▶ _TASK ITEM_:
Looking at the records below, please say how many lines contain the word "think", as a bare number.

Dataset rows about figures
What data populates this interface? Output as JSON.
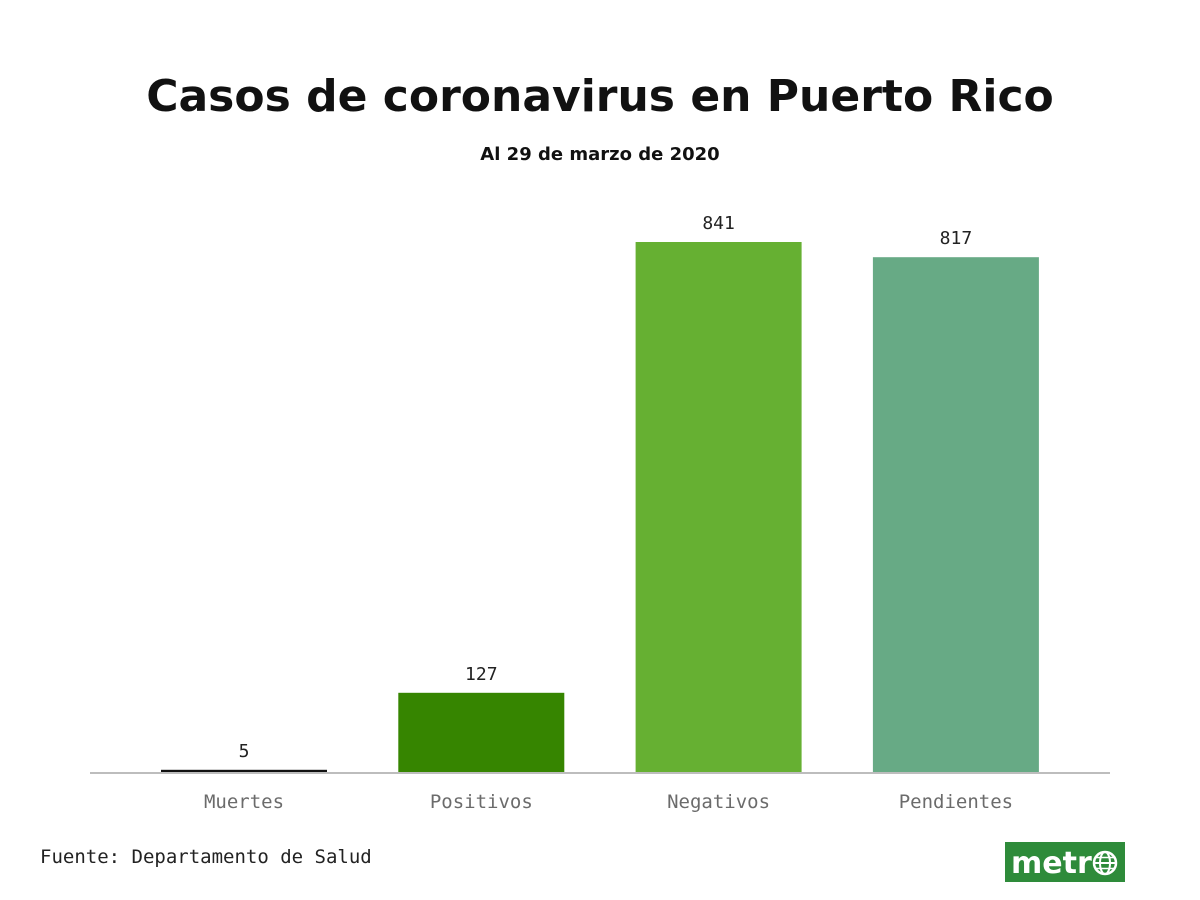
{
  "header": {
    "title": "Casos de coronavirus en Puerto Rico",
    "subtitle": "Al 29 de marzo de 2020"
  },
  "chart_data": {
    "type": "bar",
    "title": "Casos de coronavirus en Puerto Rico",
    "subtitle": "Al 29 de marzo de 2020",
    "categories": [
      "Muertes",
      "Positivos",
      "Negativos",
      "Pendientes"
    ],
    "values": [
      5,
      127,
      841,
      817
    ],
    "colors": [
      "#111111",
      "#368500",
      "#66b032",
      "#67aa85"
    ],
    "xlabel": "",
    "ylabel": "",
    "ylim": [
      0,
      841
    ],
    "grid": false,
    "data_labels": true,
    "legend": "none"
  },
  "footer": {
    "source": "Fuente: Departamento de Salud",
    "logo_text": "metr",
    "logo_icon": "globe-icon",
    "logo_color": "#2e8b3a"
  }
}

* * *

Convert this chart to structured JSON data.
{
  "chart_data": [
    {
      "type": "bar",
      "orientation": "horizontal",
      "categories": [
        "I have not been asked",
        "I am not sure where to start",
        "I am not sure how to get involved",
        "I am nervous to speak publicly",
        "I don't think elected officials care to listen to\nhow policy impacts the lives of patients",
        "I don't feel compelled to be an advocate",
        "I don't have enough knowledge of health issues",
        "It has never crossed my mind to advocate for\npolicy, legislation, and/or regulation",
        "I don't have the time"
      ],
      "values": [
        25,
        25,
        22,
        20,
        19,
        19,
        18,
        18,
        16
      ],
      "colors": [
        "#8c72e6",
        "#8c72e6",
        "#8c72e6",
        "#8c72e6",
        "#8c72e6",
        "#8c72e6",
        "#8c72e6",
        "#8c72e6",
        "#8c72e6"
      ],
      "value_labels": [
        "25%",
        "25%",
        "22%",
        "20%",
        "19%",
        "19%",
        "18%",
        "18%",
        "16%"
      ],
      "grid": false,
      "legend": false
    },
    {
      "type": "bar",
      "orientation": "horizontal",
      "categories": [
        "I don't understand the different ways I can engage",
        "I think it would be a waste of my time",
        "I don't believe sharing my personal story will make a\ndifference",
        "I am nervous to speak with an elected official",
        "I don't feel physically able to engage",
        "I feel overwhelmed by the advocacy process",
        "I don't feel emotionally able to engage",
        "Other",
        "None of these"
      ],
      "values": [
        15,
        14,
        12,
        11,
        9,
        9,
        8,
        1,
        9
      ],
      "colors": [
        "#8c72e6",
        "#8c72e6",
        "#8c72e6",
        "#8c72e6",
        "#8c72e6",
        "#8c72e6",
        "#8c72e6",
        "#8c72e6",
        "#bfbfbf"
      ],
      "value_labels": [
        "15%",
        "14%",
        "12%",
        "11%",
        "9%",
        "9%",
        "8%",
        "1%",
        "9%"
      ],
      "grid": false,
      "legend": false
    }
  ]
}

▶ _SOLVED PROBLEM_:
2